[start]

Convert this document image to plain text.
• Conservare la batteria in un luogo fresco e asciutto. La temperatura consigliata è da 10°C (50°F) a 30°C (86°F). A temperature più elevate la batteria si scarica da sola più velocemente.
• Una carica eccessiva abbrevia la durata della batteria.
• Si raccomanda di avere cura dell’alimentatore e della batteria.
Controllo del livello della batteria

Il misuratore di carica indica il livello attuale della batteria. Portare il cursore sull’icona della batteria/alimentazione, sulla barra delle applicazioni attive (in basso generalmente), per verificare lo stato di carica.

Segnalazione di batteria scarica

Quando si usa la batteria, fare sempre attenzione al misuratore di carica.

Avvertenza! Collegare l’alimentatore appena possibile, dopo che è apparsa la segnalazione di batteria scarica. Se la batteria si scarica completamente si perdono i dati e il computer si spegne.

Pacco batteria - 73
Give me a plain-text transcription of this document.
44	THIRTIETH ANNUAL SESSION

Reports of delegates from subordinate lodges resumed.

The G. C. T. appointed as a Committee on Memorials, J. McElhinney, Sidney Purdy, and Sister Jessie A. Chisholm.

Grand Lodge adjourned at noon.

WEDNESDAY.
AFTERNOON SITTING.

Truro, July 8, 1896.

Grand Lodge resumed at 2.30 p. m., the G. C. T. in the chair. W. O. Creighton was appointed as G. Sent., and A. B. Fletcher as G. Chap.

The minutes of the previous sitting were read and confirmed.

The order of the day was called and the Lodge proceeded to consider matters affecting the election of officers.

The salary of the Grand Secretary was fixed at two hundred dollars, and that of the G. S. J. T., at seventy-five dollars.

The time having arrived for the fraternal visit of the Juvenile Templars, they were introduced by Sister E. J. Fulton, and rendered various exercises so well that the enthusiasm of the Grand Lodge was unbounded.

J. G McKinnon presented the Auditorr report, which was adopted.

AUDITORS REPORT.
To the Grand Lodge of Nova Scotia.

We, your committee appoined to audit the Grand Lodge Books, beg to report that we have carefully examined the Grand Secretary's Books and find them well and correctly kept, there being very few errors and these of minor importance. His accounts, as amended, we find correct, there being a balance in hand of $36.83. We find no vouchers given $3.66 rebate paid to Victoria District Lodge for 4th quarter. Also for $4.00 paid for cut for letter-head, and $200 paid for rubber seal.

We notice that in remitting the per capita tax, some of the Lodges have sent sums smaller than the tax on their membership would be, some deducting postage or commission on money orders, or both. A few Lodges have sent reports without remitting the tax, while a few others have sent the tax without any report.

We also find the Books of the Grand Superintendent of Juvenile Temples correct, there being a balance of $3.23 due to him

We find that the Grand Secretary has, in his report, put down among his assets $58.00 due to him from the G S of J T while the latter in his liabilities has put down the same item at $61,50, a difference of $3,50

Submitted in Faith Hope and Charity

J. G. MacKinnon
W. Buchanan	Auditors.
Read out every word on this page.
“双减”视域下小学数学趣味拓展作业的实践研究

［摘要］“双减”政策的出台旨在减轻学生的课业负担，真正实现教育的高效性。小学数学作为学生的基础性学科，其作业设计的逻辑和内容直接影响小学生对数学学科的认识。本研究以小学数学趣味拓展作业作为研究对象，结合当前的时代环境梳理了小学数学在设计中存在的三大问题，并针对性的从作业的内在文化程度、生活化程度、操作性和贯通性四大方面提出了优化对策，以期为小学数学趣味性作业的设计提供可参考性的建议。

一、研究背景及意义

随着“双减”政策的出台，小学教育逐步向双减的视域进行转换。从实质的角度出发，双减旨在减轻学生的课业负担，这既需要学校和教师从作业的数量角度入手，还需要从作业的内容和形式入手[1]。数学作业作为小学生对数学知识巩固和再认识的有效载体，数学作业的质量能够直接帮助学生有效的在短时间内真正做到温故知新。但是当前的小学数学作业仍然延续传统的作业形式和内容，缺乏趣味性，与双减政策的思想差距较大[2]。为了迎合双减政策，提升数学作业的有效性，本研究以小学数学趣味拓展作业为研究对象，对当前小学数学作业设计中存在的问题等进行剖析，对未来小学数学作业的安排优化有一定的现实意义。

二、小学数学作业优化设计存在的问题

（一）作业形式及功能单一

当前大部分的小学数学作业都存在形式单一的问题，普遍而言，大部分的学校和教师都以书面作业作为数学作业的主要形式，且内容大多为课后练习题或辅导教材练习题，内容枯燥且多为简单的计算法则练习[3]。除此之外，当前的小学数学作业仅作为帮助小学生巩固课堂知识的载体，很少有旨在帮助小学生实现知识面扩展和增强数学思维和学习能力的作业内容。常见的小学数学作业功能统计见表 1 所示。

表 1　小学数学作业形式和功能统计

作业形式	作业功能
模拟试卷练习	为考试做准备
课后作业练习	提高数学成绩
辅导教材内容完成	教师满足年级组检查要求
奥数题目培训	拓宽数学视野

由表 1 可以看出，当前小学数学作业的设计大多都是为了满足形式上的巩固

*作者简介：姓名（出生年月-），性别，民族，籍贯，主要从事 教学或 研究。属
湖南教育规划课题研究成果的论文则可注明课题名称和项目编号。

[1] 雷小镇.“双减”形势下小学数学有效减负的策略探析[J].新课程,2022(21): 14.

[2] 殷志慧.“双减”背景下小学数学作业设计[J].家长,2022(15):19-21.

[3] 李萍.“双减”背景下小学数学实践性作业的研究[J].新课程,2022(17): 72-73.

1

[end]

• _WORK REQUIRED_: Display every line of the listing that contains the string "scarica".

• _EXERCISE OUTPUT_:
• Conservare la batteria in un luogo fresco e asciutto. La temperatura consigliata è da 10°C (50°F) a 30°C (86°F). A temperature più elevate la batteria si scarica da sola più velocemente.
Segnalazione di batteria scarica
Avvertenza! Collegare l’alimentatore appena possibile, dopo che è apparsa la segnalazione di batteria scarica. Se la batteria si scarica completamente si perdono i dati e il computer si spegne.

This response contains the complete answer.